## Task description
Using the listing below, give the number of lines where "category" appears, and nothing else.

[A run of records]

__________

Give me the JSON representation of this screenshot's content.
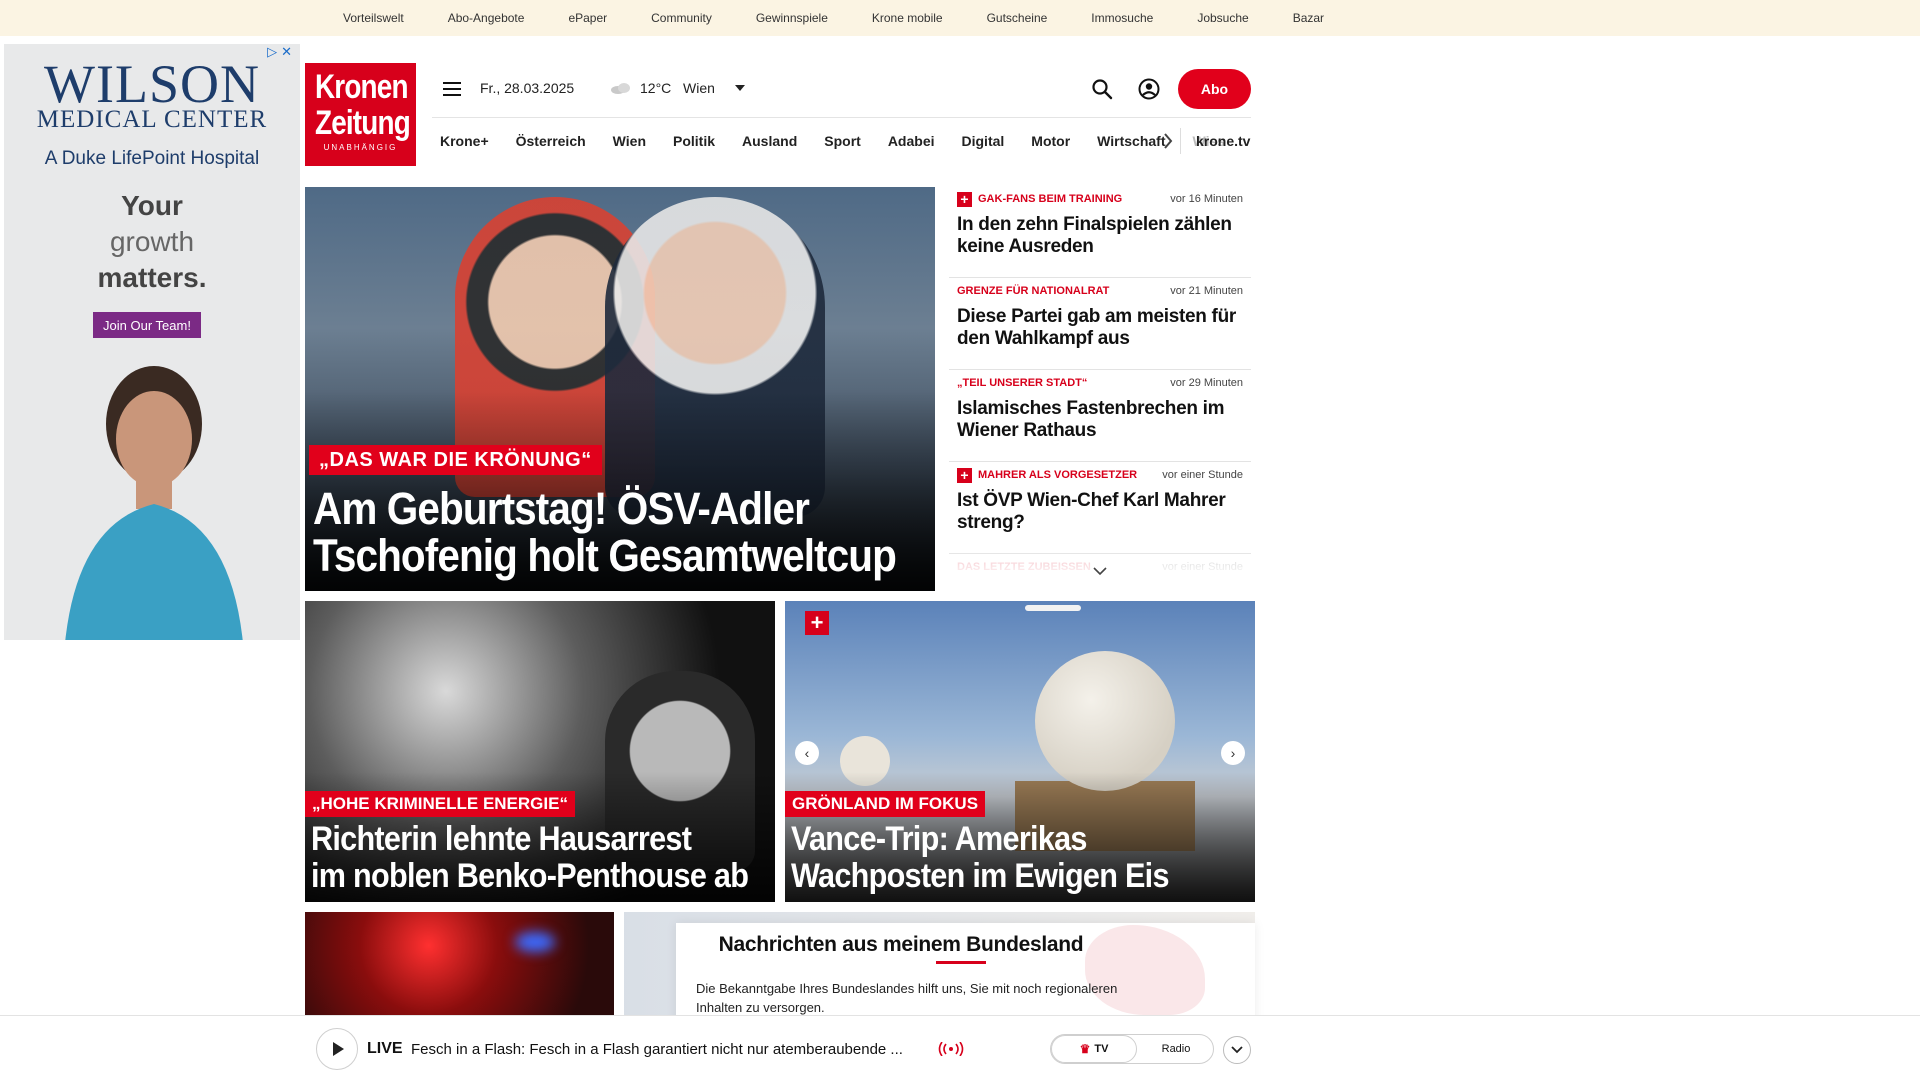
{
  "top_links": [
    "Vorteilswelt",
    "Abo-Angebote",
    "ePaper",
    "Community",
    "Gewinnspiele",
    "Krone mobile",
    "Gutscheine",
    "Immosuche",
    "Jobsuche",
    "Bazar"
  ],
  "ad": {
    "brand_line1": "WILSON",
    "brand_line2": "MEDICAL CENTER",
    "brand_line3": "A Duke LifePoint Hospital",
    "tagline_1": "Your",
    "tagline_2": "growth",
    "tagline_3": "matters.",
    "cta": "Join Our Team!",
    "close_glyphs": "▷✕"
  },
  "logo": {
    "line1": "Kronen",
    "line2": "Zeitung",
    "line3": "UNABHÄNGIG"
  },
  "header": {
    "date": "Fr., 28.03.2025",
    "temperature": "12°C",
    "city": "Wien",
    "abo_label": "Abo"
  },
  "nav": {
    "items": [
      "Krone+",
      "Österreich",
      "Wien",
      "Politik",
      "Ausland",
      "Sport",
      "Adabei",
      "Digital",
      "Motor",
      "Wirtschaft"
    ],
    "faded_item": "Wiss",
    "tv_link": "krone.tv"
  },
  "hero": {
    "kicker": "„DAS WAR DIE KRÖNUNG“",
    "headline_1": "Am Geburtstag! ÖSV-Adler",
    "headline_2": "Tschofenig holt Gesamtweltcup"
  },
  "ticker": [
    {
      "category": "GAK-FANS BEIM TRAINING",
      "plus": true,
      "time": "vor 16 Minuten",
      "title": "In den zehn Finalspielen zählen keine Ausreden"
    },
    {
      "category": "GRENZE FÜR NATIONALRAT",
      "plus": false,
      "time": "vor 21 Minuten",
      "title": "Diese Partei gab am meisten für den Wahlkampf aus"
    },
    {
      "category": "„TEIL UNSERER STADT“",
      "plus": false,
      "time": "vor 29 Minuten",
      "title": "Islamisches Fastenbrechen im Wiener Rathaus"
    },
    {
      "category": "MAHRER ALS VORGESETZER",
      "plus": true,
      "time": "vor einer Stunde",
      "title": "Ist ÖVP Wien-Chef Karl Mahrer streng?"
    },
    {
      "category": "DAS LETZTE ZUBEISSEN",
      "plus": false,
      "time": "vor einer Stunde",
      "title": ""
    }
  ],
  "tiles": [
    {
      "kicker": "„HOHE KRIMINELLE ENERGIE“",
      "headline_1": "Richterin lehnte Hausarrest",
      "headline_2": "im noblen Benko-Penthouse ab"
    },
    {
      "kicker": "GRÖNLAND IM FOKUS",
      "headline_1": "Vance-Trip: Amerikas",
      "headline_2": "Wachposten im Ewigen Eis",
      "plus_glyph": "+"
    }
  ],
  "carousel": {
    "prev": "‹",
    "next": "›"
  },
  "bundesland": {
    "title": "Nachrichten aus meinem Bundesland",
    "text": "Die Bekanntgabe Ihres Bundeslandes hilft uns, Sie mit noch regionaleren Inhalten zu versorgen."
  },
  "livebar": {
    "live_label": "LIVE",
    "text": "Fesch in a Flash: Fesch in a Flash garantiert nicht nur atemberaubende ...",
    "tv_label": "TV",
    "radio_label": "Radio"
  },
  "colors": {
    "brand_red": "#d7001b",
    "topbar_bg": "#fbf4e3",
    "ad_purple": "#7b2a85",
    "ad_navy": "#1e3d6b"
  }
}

__________

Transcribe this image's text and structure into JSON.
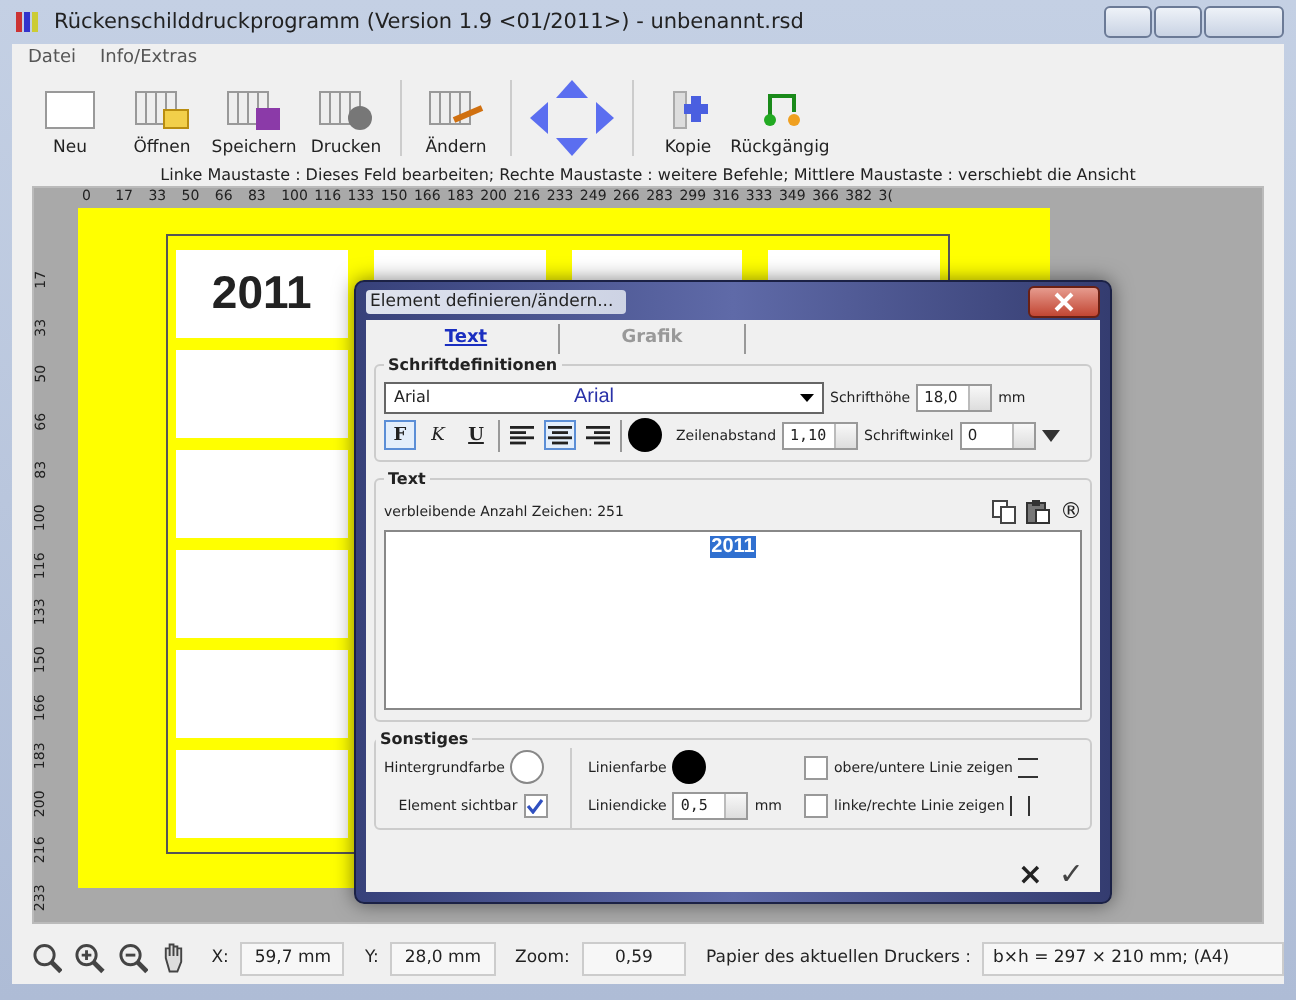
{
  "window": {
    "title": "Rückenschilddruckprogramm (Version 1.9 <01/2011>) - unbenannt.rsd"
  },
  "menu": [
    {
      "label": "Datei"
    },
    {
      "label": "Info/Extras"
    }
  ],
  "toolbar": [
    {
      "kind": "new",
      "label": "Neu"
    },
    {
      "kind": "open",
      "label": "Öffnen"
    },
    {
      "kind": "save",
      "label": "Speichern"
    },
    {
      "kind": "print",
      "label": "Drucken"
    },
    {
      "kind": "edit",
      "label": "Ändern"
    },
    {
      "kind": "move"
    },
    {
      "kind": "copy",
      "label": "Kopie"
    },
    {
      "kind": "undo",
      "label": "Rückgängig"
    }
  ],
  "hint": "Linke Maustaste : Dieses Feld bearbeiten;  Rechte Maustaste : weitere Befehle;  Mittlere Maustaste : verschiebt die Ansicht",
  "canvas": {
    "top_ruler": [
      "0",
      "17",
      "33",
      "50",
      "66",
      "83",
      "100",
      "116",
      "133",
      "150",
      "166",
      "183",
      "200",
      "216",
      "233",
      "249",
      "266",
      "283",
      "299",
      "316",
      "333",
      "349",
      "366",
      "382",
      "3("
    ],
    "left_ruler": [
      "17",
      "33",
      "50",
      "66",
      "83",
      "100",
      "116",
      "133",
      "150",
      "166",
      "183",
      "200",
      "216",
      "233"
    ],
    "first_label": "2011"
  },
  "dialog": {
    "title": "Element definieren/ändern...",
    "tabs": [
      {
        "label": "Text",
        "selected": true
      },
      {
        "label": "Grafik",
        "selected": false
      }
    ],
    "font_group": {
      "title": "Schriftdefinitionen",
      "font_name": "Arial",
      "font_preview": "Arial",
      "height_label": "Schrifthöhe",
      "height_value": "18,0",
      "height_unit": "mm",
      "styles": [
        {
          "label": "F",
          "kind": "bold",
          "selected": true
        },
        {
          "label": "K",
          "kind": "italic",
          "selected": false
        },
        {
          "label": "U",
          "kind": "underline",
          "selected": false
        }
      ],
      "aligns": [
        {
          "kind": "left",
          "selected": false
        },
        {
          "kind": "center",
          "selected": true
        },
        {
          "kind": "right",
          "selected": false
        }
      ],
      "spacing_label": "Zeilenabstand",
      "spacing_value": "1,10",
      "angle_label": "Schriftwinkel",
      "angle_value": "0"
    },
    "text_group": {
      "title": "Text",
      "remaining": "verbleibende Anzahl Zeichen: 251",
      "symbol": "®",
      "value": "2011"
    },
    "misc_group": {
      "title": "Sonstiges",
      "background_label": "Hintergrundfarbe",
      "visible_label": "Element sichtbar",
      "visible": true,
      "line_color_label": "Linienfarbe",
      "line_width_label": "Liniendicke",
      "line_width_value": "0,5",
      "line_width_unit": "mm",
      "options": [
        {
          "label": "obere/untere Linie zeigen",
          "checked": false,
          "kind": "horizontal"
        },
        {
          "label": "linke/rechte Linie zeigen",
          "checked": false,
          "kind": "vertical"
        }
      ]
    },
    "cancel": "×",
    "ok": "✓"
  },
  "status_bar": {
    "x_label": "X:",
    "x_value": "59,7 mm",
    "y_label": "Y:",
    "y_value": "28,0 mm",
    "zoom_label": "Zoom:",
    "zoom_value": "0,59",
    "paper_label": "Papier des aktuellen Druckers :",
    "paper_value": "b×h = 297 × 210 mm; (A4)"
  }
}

__________

## Response to this exercise
5